____ Article

Two founder journeys through EU institutional funding: D-Orbit and DCUBED
Why these two stories
EU Space Academy, EUSPA's free e-learning platform, runs a series of recorded conversations with European New Space founders as part of its "Understanding the Space Economy" course. Most funding narratives about space startups skip straight from "founded" to "raised" to "flying" — the rejection letters and the years of unpaid work get edited out. Rossettini and Sinn don't edit them out. Both volunteer the ugly middle of their companies' histories, and both arrive at roughly the same conclusion from very different starting points: institutional money in Europe is slow, occasionally humiliating to ask for, and worth it if you can survive long enough to collect.
Luca Rossettini and D-Orbit: from "go back to school" to a €2.5 million ESA contract
Rossettini didn't set out to be a space entrepreneur — he set out to be an astronaut, went through Europe's astronaut selection process around 2008–2009, and didn't make it. What he had left afterward was a stack of credentials: a master's in space engineering, a PhD in advanced space propulsion, further master's degrees in robotics, software and strategic sustainability, a business certificate from Silicon Valley, and a stint as a parachute officer in the Italian army. Before D-Orbit, he had already co-founded two for-profit companies — one offering drone-based industrial services "when drones were not cool," the other producing slow-motion and time-lapse visual effects for film, with work that reached the Oscars on a small project, though it didn't win — plus a non-profit, the Italian chapter of The Natural Step, helping large corporations make sustainability profitable. That last venture is where he picked up the circular-economy framework he later built D-Orbit around.
The formative rejection came in 2010, at the Rice Business Plan Competition in Houston — one of the largest student startup competitions in the world. Rossettini and a co-founder pitched an early version of what the industry now calls active debris removal: capturing a satellite, extending its life, and eventually removing it from orbit. They were the only space project among the finalists, and NASA happened to be in the room. According to Rossettini, the panel's response was blunt: "We don't have questions, but we have comments. Why don't you go back to school and start studying again, but start from the high school."
The company was formally established at the end of 2011 or start of 2012, and one of its first moves was to submit an unsolicited proposal to ESA for the same concept — code-named "Corridoras," after a fish known for cleaning up aquariums. With no budget for polished graphics, the pitch deck borrowed imagery from Star Wars. ESA's answer was a rejection letter. Rossettini says he still keeps it framed in his office.

________
____ Dataset extract

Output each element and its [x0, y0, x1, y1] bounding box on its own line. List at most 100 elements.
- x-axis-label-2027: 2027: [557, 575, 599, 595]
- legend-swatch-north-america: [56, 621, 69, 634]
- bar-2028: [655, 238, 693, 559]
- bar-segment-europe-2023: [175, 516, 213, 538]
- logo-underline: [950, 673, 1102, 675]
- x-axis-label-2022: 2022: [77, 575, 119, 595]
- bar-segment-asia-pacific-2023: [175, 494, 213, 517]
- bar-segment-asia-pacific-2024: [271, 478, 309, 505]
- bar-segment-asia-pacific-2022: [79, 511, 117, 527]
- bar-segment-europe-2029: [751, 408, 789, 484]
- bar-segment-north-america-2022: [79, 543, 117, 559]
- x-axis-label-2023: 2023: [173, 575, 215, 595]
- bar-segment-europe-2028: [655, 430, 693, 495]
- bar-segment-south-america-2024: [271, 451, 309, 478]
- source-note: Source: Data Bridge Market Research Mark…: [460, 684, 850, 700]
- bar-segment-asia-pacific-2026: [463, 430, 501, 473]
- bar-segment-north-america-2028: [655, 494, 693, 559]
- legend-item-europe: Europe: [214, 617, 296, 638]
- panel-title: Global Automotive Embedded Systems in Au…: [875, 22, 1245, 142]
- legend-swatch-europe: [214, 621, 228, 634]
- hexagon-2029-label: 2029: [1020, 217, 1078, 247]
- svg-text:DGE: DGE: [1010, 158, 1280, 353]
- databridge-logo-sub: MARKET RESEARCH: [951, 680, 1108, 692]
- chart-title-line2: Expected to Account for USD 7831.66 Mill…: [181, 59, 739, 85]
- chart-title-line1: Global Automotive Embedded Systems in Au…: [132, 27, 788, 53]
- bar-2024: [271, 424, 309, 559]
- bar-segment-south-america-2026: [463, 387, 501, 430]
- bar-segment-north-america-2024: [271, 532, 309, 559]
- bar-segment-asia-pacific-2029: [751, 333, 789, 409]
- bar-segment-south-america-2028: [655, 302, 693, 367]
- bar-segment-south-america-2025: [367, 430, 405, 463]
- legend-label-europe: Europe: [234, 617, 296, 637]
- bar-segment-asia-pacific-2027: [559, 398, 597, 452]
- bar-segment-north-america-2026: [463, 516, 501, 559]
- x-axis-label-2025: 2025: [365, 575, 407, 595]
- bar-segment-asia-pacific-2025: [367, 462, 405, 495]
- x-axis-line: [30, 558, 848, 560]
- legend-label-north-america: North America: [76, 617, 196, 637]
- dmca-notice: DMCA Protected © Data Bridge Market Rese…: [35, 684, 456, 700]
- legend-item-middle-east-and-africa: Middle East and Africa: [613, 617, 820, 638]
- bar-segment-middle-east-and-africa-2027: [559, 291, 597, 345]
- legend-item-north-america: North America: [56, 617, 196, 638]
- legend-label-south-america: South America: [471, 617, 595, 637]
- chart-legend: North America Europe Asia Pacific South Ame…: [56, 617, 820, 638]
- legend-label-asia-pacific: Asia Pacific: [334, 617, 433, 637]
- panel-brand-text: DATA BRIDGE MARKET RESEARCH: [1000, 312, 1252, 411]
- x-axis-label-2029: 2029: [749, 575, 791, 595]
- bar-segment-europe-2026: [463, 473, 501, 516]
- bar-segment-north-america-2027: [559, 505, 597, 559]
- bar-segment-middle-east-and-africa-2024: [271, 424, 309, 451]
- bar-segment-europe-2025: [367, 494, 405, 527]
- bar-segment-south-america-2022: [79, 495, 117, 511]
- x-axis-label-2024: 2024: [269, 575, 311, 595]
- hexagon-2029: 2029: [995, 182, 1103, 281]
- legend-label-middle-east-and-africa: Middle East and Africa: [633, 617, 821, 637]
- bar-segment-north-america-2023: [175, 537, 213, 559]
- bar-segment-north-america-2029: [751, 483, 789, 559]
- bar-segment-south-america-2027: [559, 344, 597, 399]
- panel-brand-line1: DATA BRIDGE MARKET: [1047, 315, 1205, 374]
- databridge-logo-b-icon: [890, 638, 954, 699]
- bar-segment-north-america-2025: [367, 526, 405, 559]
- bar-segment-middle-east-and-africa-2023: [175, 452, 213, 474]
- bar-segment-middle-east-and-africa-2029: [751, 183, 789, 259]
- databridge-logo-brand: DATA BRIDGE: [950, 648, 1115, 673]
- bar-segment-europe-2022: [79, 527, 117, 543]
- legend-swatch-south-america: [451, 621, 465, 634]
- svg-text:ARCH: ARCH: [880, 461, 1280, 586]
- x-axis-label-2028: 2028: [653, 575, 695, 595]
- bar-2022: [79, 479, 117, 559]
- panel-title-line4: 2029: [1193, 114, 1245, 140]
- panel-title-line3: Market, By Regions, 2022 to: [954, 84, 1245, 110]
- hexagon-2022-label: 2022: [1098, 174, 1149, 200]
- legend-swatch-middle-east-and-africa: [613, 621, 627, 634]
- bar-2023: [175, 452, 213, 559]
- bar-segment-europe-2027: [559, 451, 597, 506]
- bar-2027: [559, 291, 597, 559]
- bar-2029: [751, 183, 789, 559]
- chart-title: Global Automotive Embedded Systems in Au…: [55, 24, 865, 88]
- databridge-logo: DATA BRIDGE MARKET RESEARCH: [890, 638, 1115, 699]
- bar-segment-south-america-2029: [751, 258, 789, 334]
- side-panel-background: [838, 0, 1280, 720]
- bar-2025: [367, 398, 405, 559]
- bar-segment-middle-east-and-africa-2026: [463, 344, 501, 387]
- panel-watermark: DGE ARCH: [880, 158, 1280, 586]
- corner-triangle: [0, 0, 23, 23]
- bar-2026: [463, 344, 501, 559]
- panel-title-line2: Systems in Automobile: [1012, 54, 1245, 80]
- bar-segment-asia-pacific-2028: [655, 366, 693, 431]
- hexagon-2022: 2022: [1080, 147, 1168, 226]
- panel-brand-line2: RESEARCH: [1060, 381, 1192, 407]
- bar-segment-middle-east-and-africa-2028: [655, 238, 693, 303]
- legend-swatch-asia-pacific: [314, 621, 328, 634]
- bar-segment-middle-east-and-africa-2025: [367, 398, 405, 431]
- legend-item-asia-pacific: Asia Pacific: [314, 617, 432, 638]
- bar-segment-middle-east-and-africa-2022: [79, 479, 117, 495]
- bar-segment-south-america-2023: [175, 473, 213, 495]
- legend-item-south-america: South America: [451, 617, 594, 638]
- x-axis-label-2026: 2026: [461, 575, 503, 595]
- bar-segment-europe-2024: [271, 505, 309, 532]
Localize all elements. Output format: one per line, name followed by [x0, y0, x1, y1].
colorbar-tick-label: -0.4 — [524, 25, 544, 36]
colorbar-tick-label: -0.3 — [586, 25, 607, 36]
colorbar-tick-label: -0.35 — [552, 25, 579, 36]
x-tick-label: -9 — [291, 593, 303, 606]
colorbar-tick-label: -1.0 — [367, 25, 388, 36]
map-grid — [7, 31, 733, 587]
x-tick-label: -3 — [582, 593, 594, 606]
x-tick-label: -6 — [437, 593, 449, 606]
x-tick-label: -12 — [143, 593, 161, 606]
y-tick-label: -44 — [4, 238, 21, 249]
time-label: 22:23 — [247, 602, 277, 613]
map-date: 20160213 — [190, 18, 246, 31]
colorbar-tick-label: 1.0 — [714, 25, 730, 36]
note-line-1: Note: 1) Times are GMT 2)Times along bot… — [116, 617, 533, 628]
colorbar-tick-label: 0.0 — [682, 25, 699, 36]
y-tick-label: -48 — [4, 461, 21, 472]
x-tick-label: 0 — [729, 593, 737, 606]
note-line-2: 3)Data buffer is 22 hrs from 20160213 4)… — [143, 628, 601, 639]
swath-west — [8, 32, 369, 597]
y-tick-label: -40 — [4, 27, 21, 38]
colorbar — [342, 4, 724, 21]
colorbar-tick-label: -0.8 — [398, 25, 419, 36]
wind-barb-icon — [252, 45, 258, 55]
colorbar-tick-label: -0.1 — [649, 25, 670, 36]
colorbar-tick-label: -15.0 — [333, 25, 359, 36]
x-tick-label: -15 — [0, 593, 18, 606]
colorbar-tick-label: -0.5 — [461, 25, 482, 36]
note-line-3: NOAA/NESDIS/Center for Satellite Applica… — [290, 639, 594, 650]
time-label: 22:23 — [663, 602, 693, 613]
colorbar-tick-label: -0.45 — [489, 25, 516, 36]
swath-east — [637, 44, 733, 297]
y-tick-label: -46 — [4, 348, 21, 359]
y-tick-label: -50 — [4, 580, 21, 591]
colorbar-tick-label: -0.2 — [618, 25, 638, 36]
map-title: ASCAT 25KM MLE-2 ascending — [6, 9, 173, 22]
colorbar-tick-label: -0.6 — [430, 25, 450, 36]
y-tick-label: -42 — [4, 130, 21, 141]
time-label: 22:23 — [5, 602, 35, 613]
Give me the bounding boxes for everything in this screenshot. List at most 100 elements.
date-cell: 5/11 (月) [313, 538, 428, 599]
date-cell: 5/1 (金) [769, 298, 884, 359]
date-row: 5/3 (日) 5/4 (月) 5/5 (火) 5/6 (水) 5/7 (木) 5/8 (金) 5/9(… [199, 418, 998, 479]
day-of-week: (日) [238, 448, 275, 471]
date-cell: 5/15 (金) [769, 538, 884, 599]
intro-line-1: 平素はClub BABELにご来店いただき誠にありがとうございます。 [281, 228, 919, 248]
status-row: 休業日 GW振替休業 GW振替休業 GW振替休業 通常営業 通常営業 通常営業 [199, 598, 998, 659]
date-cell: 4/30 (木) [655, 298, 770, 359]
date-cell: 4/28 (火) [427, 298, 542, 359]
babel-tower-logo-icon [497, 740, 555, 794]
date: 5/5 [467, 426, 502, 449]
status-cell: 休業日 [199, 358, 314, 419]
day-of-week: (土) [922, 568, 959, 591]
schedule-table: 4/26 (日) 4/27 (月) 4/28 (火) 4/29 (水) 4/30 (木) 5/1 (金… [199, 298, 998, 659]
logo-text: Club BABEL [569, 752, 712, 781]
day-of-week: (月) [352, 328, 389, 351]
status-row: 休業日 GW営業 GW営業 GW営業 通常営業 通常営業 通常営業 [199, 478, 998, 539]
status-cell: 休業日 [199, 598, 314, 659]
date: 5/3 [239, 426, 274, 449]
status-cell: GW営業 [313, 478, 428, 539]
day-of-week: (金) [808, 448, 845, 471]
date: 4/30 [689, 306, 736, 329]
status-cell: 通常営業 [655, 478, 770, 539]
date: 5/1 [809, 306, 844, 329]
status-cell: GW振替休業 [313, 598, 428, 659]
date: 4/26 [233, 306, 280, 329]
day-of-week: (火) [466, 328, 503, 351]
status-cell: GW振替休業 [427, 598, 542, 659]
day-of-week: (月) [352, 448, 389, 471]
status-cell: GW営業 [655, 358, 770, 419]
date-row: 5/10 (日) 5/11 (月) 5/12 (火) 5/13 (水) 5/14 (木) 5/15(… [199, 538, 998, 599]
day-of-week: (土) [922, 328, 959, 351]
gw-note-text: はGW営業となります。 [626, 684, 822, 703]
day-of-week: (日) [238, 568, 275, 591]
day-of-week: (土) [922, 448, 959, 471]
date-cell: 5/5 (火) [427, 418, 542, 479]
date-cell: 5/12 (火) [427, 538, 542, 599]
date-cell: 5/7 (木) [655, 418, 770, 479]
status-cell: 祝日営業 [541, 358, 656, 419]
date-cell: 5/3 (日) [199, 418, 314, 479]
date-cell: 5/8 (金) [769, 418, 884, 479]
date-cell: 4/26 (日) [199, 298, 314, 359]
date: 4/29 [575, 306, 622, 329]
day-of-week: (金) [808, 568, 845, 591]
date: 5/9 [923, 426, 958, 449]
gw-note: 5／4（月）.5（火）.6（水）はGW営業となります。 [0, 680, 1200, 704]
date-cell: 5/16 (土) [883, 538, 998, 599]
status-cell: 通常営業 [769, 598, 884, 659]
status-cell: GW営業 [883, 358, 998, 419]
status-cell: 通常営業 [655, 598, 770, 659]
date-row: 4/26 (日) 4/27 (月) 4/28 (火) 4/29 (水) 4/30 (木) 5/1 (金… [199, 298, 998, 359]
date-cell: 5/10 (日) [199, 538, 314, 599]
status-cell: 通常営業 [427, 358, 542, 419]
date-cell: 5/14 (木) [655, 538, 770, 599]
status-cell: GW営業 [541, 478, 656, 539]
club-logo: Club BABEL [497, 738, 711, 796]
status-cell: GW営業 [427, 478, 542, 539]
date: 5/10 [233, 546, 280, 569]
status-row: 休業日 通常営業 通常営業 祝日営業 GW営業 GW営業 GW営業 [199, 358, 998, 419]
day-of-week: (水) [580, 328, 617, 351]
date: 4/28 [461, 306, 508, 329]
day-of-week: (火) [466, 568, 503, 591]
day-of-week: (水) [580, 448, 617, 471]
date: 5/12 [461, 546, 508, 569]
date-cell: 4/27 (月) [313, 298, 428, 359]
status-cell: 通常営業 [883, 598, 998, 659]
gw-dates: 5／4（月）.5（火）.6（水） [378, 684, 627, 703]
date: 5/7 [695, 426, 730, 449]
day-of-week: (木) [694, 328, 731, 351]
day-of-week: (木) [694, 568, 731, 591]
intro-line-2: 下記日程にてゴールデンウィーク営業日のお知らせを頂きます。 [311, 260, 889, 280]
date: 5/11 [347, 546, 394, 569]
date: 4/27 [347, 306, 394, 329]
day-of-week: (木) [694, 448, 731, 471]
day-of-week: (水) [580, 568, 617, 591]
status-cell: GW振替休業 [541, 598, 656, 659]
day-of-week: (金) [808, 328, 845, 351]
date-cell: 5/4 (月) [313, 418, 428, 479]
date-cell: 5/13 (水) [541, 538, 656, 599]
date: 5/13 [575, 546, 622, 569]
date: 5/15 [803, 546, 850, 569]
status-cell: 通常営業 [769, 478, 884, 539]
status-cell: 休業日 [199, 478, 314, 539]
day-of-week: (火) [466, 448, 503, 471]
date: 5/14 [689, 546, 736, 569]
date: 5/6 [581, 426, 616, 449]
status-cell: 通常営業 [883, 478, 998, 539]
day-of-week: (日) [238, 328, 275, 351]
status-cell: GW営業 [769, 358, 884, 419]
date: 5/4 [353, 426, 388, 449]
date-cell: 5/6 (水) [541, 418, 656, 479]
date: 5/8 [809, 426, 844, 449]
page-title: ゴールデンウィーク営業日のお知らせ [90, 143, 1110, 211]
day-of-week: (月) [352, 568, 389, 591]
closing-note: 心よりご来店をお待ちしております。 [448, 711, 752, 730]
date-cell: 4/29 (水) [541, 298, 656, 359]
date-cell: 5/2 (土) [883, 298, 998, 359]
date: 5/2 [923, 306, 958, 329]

________

What to work on: In the article on D-Orbit, DCUBED and EU funding, retype word for word the passage that begins with the words "The company was" and ends with "in his office.".

Written reply:
The company was formally established at the end of 2011 or start of 2012, and one of its first moves was to submit an unsolicited proposal to ESA for the same concept — code-named "Corridoras," after a fish known for cleaning up aquariums. With no budget for polished graphics, the pitch deck borrowed imagery from Star Wars. ESA's answer was a rejection letter. Rossettini says he still keeps it framed in his office.